● **Provided records**
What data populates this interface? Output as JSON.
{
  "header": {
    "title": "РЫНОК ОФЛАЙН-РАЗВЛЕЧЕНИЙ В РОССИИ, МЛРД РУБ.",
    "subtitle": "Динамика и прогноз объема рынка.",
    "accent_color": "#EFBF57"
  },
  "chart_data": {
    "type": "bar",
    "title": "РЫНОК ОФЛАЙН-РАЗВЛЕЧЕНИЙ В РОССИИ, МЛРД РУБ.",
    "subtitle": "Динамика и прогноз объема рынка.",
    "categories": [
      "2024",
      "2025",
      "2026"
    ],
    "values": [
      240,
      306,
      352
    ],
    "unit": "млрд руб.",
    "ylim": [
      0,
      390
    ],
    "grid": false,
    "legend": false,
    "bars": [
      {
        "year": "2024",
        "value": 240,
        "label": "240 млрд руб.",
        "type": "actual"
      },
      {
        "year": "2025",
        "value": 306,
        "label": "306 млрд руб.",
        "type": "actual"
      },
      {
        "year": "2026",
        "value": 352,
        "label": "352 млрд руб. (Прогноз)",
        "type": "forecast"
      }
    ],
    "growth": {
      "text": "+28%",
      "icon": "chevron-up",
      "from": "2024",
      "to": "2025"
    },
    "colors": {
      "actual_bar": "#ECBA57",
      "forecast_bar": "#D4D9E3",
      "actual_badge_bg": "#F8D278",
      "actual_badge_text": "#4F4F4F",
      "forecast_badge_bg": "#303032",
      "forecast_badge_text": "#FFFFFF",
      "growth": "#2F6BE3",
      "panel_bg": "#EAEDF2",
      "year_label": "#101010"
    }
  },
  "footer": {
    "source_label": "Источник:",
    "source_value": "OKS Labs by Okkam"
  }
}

● **Task objective**
Copy out the whole listing exactly; please set it all down.

● **The response**
What data populates this interface? Output as JSON.
{
  "header": {
    "title": "РЫНОК ОФЛАЙН-РАЗВЛЕЧЕНИЙ В РОССИИ, МЛРД РУБ.",
    "subtitle": "Динамика и прогноз объема рынка.",
    "accent_color": "#EFBF57"
  },
  "chart_data": {
    "type": "bar",
    "title": "РЫНОК ОФЛАЙН-РАЗВЛЕЧЕНИЙ В РОССИИ, МЛРД РУБ.",
    "subtitle": "Динамика и прогноз объема рынка.",
    "categories": [
      "2024",
      "2025",
      "2026"
    ],
    "values": [
      240,
      306,
      352
    ],
    "unit": "млрд руб.",
    "ylim": [
      0,
      390
    ],
    "grid": false,
    "legend": false,
    "bars": [
      {
        "year": "2024",
        "value": 240,
        "label": "240 млрд руб.",
        "type": "actual"
      },
      {
        "year": "2025",
        "value": 306,
        "label": "306 млрд руб.",
        "type": "actual"
      },
      {
        "year": "2026",
        "value": 352,
        "label": "352 млрд руб. (Прогноз)",
        "type": "forecast"
      }
    ],
    "growth": {
      "text": "+28%",
      "icon": "chevron-up",
      "from": "2024",
      "to": "2025"
    },
    "colors": {
      "actual_bar": "#ECBA57",
      "forecast_bar": "#D4D9E3",
      "actual_badge_bg": "#F8D278",
      "actual_badge_text": "#4F4F4F",
      "forecast_badge_bg": "#303032",
      "forecast_badge_text": "#FFFFFF",
      "growth": "#2F6BE3",
      "panel_bg": "#EAEDF2",
      "year_label": "#101010"
    }
  },
  "footer": {
    "source_label": "Источник:",
    "source_value": "OKS Labs by Okkam"
  }
}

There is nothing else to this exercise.